■ Aim:
Find the lines holding the string "TradingView" in the data, then copy all of them.

■ Entries supplied:
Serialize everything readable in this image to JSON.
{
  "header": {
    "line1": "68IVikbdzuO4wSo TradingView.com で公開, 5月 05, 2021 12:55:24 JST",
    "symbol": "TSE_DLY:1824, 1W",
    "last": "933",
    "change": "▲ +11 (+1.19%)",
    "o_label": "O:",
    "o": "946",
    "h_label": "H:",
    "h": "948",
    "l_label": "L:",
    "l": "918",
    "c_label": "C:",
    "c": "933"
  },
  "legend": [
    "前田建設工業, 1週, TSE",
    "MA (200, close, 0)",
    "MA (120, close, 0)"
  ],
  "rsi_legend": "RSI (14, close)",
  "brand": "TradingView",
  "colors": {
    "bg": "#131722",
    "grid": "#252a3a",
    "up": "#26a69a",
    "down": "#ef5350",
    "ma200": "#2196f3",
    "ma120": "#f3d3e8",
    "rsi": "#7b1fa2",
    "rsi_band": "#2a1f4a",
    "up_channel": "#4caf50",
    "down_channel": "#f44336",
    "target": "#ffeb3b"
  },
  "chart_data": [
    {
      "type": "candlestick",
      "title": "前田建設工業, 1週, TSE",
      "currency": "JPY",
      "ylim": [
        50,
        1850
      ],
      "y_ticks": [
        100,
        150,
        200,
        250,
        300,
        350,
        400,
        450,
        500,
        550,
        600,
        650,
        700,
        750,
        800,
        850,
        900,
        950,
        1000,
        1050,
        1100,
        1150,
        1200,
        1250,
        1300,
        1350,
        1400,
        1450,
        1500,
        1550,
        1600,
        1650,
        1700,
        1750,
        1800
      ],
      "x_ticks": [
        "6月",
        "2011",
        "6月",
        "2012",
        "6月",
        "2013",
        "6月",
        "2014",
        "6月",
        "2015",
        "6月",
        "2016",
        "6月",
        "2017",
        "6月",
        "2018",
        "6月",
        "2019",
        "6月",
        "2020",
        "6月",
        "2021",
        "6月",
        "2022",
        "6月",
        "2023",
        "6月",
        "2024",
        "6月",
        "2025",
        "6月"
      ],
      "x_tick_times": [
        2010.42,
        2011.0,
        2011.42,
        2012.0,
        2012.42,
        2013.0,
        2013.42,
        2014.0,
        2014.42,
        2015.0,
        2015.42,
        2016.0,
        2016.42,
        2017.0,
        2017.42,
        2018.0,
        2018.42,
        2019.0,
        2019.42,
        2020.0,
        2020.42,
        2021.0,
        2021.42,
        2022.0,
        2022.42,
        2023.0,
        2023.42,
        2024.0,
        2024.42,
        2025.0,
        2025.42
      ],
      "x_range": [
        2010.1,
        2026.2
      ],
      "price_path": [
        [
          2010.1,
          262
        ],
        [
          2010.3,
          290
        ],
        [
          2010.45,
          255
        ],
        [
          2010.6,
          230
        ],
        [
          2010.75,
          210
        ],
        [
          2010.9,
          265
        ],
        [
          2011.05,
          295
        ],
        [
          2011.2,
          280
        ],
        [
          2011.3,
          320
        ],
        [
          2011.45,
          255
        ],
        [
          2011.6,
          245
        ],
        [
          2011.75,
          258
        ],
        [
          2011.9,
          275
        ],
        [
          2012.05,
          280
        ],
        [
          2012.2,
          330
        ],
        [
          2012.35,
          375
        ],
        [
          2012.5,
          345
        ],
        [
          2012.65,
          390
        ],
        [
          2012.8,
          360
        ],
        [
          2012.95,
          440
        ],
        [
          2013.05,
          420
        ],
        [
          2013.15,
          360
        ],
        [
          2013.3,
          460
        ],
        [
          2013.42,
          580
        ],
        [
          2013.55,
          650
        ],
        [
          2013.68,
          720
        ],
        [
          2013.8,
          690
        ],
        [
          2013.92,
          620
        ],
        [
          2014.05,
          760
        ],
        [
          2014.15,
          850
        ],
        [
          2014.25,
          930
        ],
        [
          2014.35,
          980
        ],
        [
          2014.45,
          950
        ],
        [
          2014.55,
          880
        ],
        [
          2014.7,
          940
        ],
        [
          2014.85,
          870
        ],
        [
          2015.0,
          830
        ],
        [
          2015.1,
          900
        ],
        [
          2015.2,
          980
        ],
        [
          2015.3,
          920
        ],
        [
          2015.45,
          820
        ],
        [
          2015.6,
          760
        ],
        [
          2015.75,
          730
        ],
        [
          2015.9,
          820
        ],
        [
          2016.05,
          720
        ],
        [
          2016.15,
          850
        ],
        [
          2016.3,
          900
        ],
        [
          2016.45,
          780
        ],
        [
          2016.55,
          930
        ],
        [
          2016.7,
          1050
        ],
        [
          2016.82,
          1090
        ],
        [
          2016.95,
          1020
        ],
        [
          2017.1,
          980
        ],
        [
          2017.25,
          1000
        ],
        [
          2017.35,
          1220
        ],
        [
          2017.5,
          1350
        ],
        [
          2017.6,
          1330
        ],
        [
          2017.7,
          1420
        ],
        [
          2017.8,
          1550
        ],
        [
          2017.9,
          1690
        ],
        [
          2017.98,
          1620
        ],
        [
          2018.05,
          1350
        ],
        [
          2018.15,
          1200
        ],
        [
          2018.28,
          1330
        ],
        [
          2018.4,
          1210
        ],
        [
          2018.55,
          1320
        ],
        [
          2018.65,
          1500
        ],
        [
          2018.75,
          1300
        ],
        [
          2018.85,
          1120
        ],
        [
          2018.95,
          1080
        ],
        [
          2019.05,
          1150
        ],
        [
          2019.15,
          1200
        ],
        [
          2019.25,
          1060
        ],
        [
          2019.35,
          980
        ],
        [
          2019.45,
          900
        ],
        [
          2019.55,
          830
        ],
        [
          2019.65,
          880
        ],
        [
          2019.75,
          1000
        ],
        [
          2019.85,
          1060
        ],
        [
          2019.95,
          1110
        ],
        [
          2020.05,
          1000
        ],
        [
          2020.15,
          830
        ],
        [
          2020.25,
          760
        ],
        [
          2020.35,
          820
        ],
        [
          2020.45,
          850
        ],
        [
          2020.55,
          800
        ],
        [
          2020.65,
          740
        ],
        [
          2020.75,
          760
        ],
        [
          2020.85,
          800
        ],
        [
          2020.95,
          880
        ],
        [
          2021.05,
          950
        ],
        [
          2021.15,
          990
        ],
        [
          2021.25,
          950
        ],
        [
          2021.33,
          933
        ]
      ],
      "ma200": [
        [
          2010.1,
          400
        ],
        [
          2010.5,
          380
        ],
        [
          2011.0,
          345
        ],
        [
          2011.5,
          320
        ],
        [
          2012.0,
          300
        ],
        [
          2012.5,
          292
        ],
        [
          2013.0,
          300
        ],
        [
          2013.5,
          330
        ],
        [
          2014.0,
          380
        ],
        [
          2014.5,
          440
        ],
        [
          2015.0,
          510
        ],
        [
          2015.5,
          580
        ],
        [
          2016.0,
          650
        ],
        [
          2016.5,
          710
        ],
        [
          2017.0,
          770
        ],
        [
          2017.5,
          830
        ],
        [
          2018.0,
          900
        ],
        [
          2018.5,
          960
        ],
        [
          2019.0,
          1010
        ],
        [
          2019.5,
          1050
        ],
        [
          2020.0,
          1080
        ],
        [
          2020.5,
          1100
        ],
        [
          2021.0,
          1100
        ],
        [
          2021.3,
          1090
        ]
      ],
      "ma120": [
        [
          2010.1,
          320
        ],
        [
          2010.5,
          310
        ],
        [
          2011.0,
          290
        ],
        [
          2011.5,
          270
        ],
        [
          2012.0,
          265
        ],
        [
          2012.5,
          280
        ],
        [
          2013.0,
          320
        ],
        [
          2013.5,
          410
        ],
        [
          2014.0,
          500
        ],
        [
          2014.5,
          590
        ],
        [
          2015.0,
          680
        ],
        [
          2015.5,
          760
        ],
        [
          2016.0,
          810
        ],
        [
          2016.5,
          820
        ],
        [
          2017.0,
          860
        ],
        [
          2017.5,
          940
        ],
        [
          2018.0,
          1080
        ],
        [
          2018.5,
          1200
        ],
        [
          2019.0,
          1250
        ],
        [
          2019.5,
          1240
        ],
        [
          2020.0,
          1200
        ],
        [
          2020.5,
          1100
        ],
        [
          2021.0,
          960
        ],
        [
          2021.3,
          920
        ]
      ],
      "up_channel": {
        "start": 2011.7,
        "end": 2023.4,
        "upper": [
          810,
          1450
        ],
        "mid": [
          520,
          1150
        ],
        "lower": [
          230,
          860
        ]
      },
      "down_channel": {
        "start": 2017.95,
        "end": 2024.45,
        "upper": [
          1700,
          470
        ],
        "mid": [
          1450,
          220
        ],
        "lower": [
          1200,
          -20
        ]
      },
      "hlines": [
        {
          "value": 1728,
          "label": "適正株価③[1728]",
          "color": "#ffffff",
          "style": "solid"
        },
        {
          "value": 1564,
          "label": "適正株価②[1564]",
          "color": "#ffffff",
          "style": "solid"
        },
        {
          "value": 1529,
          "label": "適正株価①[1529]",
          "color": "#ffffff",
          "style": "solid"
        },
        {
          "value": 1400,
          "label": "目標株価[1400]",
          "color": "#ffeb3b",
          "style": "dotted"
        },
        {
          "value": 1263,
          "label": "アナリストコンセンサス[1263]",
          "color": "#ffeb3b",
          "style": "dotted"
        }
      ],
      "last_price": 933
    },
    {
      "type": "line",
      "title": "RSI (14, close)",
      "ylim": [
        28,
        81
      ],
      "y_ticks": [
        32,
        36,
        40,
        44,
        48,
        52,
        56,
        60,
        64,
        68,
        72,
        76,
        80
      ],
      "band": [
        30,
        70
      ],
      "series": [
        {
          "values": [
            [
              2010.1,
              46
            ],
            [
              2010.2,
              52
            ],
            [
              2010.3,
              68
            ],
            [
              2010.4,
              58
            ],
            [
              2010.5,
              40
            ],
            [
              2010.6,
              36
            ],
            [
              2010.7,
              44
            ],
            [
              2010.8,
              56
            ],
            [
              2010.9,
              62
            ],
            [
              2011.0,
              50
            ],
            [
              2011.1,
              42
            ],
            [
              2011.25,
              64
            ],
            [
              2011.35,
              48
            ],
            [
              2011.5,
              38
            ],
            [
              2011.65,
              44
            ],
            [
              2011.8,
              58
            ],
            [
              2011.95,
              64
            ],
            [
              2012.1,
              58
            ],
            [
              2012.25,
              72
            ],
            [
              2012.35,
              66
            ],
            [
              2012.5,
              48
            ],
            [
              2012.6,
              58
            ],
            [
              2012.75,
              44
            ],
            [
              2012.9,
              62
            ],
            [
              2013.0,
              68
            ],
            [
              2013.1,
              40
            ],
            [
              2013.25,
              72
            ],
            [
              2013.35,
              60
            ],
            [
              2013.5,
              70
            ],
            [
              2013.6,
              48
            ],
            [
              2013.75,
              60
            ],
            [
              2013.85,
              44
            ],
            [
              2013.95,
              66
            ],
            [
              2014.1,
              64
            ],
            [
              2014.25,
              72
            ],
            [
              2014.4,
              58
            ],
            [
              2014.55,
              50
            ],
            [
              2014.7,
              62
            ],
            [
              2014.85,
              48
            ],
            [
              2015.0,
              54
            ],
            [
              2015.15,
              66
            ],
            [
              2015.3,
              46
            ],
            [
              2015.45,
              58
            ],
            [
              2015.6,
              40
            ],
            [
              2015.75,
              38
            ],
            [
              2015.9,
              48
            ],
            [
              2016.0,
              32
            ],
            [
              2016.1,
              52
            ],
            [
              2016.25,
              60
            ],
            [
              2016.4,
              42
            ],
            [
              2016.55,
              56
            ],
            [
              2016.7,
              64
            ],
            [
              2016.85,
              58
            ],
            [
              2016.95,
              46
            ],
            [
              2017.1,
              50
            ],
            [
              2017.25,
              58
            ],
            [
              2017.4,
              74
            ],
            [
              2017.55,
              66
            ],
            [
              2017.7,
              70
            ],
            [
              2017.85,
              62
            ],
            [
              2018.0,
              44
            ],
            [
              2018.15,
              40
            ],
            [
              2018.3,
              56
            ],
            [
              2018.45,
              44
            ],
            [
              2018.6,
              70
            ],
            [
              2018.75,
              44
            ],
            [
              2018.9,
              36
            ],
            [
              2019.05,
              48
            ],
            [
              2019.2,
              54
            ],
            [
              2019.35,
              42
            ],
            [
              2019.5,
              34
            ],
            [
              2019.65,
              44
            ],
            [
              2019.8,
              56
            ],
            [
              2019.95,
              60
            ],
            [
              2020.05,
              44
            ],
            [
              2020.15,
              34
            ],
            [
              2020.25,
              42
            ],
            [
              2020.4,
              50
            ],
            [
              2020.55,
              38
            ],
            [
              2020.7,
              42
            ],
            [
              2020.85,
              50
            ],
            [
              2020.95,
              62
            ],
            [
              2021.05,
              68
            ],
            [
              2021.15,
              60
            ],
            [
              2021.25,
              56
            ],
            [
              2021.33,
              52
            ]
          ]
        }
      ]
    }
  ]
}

■ Answer to the task:
    "line1": "68IVikbdzuO4wSo TradingView.com で公開, 5月 05, 2021 12:55:24 JST",
  "brand": "TradingView",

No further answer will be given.